▸ **Aim**: Write out every single entry exactly.

[Stored records]
• • • •
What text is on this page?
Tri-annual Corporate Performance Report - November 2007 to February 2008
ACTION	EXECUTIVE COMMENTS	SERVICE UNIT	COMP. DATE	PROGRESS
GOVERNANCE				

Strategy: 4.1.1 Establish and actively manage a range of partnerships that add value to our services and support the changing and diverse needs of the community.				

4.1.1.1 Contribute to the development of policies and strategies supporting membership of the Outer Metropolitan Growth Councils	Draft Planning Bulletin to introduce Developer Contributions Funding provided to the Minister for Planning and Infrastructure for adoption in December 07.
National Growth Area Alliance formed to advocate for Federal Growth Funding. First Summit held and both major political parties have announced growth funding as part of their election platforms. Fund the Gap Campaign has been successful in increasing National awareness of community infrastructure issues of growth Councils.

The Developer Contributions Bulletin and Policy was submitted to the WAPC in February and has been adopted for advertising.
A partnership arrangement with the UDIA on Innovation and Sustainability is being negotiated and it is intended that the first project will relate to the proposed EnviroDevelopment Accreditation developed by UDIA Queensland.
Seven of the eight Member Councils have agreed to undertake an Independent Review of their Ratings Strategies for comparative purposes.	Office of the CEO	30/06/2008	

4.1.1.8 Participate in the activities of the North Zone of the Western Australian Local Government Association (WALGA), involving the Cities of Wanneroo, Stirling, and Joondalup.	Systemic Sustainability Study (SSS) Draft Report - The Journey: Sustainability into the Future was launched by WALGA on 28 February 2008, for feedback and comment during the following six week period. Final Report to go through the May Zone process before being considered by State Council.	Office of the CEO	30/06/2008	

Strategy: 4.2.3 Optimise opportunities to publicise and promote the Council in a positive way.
• • • •
▸ **Result for this task**:
What text is on this page?
Tri-annual Corporate Performance Report - November 2007 to February 2008
ACTION	EXECUTIVE COMMENTS	SERVICE UNIT	COMP. DATE	PROGRESS
GOVERNANCE				

Strategy: 4.1.1 Establish and actively manage a range of partnerships that add value to our services and support the changing and diverse needs of the community.				

4.1.1.1 Contribute to the development of policies and strategies supporting membership of the Outer Metropolitan Growth Councils	Draft Planning Bulletin to introduce Developer Contributions Funding provided to the Minister for Planning and Infrastructure for adoption in December 07.
National Growth Area Alliance formed to advocate for Federal Growth Funding. First Summit held and both major political parties have announced growth funding as part of their election platforms. Fund the Gap Campaign has been successful in increasing National awareness of community infrastructure issues of growth Councils.

The Developer Contributions Bulletin and Policy was submitted to the WAPC in February and has been adopted for advertising.
A partnership arrangement with the UDIA on Innovation and Sustainability is being negotiated and it is intended that the first project will relate to the proposed EnviroDevelopment Accreditation developed by UDIA Queensland.
Seven of the eight Member Councils have agreed to undertake an Independent Review of their Ratings Strategies for comparative purposes.	Office of the CEO	30/06/2008	

4.1.1.8 Participate in the activities of the North Zone of the Western Australian Local Government Association (WALGA), involving the Cities of Wanneroo, Stirling, and Joondalup.	Systemic Sustainability Study (SSS) Draft Report - The Journey: Sustainability into the Future was launched by WALGA on 28 February 2008, for feedback and comment during the following six week period. Final Report to go through the May Zone process before being considered by State Council.	Office of the CEO	30/06/2008	

Strategy: 4.2.3 Optimise opportunities to publicise and promote the Council in a positive way.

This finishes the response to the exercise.